━━ Material supplied ━━

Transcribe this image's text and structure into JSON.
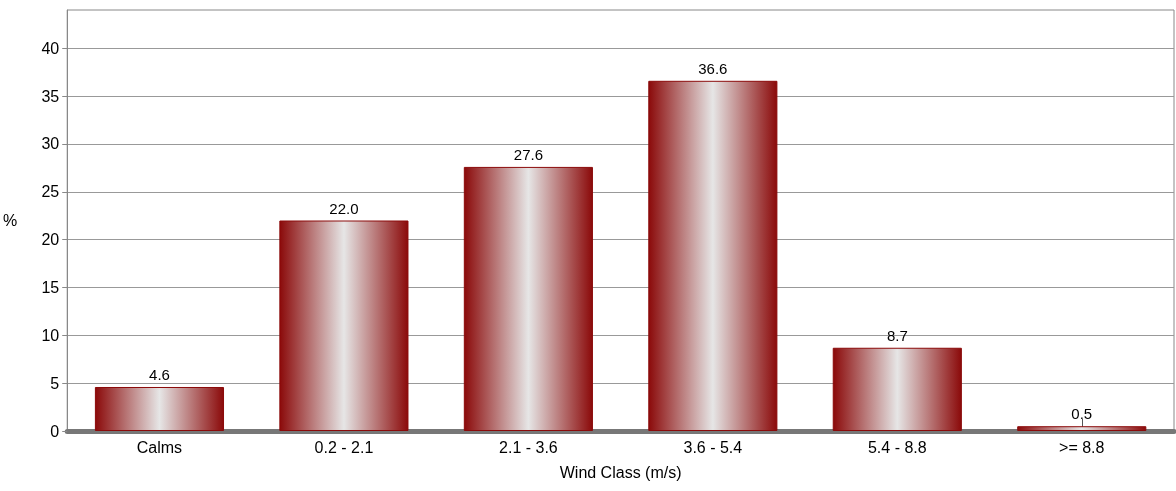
{
  "chart_data": {
    "type": "bar",
    "xlabel": "Wind Class (m/s)",
    "ylabel": "%",
    "categories": [
      "Calms",
      "0.2 - 2.1",
      "2.1 - 3.6",
      "3.6 - 5.4",
      "5.4 - 8.8",
      ">= 8.8"
    ],
    "values": [
      4.6,
      22.0,
      27.6,
      36.6,
      8.7,
      0.5
    ],
    "value_labels": [
      "4.6",
      "22.0",
      "27.6",
      "36.6",
      "8.7",
      "0.5"
    ],
    "color": "#8b0a0a",
    "ylim": [
      0,
      44
    ],
    "yticks": [
      0,
      5,
      10,
      15,
      20,
      25,
      30,
      35,
      40
    ],
    "grid": "y"
  }
}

━━━

Problem requirements ▸ Transcribe every entry above exactly. Omit all pictures.

Answer below ▸
Transcribe this image's text and structure into JSON.
{
  "chart_data": {
    "type": "bar",
    "xlabel": "Wind Class (m/s)",
    "ylabel": "%",
    "categories": [
      "Calms",
      "0.2 - 2.1",
      "2.1 - 3.6",
      "3.6 - 5.4",
      "5.4 - 8.8",
      ">= 8.8"
    ],
    "values": [
      4.6,
      22.0,
      27.6,
      36.6,
      8.7,
      0.5
    ],
    "value_labels": [
      "4.6",
      "22.0",
      "27.6",
      "36.6",
      "8.7",
      "0.5"
    ],
    "color": "#8b0a0a",
    "ylim": [
      0,
      44
    ],
    "yticks": [
      0,
      5,
      10,
      15,
      20,
      25,
      30,
      35,
      40
    ],
    "grid": "y"
  }
}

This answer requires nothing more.